→ **PROBLEM TO SOLVE**
Quote, without any change, the line that contains "Transcribe the text in this document." and all lines that follow it to the end of the data below.

→ **RAW RECORDS**
◆ ◆ ◆ ◆

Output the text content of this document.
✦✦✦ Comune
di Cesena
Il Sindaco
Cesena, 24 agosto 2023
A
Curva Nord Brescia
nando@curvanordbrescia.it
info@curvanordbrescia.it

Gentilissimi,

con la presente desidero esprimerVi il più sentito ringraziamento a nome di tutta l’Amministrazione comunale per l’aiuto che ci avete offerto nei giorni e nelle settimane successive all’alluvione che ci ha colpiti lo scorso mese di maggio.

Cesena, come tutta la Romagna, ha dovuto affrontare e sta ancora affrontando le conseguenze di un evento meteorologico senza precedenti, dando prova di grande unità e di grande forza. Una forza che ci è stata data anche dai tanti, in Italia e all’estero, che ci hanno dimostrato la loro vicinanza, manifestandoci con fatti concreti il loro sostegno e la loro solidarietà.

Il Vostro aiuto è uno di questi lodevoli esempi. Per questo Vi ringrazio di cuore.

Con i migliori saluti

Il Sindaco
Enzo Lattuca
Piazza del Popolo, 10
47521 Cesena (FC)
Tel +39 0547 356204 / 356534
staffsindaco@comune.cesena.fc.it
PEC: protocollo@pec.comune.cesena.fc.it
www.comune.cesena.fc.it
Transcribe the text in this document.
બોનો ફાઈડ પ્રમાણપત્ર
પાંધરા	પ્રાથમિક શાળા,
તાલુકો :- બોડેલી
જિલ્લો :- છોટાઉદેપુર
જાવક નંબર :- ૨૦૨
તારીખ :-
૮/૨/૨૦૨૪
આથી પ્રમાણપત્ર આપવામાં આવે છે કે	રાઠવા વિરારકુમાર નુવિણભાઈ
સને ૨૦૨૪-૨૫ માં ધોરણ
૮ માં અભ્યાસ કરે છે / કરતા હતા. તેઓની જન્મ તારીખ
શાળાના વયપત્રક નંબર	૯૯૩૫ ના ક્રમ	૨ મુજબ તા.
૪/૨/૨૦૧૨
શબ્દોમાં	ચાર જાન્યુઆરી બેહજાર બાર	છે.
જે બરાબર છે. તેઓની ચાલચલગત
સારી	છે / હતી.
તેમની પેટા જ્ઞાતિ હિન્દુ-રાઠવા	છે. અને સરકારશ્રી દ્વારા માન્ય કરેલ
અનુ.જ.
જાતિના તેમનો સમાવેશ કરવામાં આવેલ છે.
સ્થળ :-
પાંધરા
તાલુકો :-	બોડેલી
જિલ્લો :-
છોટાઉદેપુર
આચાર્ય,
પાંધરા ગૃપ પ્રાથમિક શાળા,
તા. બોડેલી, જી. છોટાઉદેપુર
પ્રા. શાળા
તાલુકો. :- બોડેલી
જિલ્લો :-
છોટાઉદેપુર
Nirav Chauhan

◆ ◆ ◆ ◆

→ **EXPECTED ANSWER**
Transcribe the text in this document.
બોનો ફાઈડ પ્રમાણપત્ર
પાંધરા	પ્રાથમિક શાળા,
તાલુકો :- બોડેલી
જિલ્લો :- છોટાઉદેપુર
જાવક નંબર :- ૨૦૨
તારીખ :-
૮/૨/૨૦૨૪
આથી પ્રમાણપત્ર આપવામાં આવે છે કે	રાઠવા વિરારકુમાર નુવિણભાઈ
સને ૨૦૨૪-૨૫ માં ધોરણ
૮ માં અભ્યાસ કરે છે / કરતા હતા. તેઓની જન્મ તારીખ
શાળાના વયપત્રક નંબર	૯૯૩૫ ના ક્રમ	૨ મુજબ તા.
૪/૨/૨૦૧૨
શબ્દોમાં	ચાર જાન્યુઆરી બેહજાર બાર	છે.
જે બરાબર છે. તેઓની ચાલચલગત
સારી	છે / હતી.
તેમની પેટા જ્ઞાતિ હિન્દુ-રાઠવા	છે. અને સરકારશ્રી દ્વારા માન્ય કરેલ
અનુ.જ.
જાતિના તેમનો સમાવેશ કરવામાં આવેલ છે.
સ્થળ :-
પાંધરા
તાલુકો :-	બોડેલી
જિલ્લો :-
છોટાઉદેપુર
આચાર્ય,
પાંધરા ગૃપ પ્રાથમિક શાળા,
તા. બોડેલી, જી. છોટાઉદેપુર
પ્રા. શાળા
તાલુકો. :- બોડેલી
જિલ્લો :-
છોટાઉદેપુર
Nirav Chauhan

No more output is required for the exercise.